Esports producers are having a blast
Posted on Apr 29, 2021 by FEED Staff
Sponsored editorial
Esports is embracing EVS Broadcast Equipment in a big way, and with other sports hamstrung, pro gaming has been creating pro content
Global esports media network Blast is one of the growing number of esports companies that are set on being able to produce their own high-quality broadcast content in-house. To do this, Blast uses EVS’ VIA and Media Infrastructure solutions as the backbone of its new esports production flypack. While other sports teams have been driven off the pitch this past year, esports – built on a foundation of pure digital – has been able to survive and even boom.
“Traditional sports started with linear broadcast and started to adopt streaming. Esports started with digital and streaming and now it is moving to broadcast,” notes Guillaume Neveux, EVS’ business development manager for EMEA. “EVS is in the middle of that. We just provide the technology to generate content and help people do the best storytelling they can with that content. For us, we are agnostic about how you distribute – whether on linear TV, an OTT platform, social media or a second screen.”

■ Assignment 1:
In the esports broadcasting article, what does Blast use as the backbone of its new esports production flypack?
■ Assignment 2:
Continue the esports broadcasting article from the end of the quote by Guillaume Neveux.

■ Excerpted records:
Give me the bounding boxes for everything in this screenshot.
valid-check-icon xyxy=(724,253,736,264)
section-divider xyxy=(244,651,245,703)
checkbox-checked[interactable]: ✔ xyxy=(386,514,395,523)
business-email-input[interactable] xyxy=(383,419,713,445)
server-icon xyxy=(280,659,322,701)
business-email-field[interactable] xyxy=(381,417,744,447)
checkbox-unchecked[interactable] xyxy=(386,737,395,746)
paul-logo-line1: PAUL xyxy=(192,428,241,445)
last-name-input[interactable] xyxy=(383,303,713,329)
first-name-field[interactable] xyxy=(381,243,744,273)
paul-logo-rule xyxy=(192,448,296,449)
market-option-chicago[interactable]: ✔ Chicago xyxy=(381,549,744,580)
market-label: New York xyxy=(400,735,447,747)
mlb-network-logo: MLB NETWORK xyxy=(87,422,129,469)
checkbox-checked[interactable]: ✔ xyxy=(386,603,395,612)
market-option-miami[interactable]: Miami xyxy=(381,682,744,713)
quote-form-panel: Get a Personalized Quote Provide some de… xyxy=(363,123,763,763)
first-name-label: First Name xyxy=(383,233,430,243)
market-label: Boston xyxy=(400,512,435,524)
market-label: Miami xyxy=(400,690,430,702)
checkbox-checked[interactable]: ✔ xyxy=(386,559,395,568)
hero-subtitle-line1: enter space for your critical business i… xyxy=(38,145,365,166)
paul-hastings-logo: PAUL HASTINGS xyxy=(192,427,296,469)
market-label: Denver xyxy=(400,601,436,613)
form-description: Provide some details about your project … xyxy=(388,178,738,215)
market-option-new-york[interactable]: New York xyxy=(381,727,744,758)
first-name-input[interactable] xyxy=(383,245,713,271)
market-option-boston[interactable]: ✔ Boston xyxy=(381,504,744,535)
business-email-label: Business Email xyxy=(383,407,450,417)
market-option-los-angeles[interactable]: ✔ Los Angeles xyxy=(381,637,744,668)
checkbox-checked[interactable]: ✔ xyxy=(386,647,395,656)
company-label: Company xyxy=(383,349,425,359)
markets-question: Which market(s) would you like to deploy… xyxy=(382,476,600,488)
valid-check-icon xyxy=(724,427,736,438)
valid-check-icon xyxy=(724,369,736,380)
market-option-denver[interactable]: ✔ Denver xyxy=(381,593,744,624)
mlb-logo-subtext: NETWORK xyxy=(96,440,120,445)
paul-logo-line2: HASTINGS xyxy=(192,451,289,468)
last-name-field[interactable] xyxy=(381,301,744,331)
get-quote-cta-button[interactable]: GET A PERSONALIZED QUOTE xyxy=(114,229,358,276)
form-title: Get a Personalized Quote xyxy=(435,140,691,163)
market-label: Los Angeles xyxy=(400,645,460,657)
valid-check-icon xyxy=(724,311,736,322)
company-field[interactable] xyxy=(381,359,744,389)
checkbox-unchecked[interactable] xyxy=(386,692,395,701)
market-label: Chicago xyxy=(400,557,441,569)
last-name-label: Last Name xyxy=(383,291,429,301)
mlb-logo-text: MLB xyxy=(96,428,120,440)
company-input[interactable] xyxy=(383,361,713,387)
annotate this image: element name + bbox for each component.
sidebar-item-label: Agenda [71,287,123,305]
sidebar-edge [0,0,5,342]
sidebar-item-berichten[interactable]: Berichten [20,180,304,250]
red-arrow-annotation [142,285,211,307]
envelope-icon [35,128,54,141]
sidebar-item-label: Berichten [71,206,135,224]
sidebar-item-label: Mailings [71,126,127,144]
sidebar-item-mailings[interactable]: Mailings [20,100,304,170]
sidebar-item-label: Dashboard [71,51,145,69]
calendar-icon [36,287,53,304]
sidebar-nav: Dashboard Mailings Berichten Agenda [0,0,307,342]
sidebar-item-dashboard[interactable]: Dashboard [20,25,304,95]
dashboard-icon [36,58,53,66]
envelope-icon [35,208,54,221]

■ Response area 1:
EVS' VIA and Media Infrastructure solutions.

■ Response area 2:
Using its new EVS-powered broadcast workflow, Blast has produced its own online-only live events, which launched with the Blast Premier Fall series, running from 26 October to 4 November last year, and featured the world’s top Counter-Strike teams. The live coverage was distributed on OTT streams like Twitch and YouTube, as well linear TV channels including TV 2 Denmark and TV 2 Norway. The series was followed by the Blast Premier Fall Showdown, the Blast Premier Final and another round of competitions at the beginning of this year.
“The expertise EVS accumulated over the years, providing live production kit to traditional sports, put us in a privileged situation when esports started to look at how it could get more quality into the productions. It began to look at what was done in traditional sports.”
Powering the live-action coverage of all Blast Premier Counter-Strike tournaments is EVS’ XT-VIA and XS-VIA production servers. The XT-VIA allowed Blast to record and produce live replays and highlights from the players and observers, while the XS-VIA servers provided ingest and delayed playout of the TX feeds to comply with betting requirements. The XT-VIA solution includes 36 Full HD 1080p channels recording all player feeds, plus in-game action. At the heart of the system is EVS’ IP media sharing network, which enables more efficient live media sharing by all client users.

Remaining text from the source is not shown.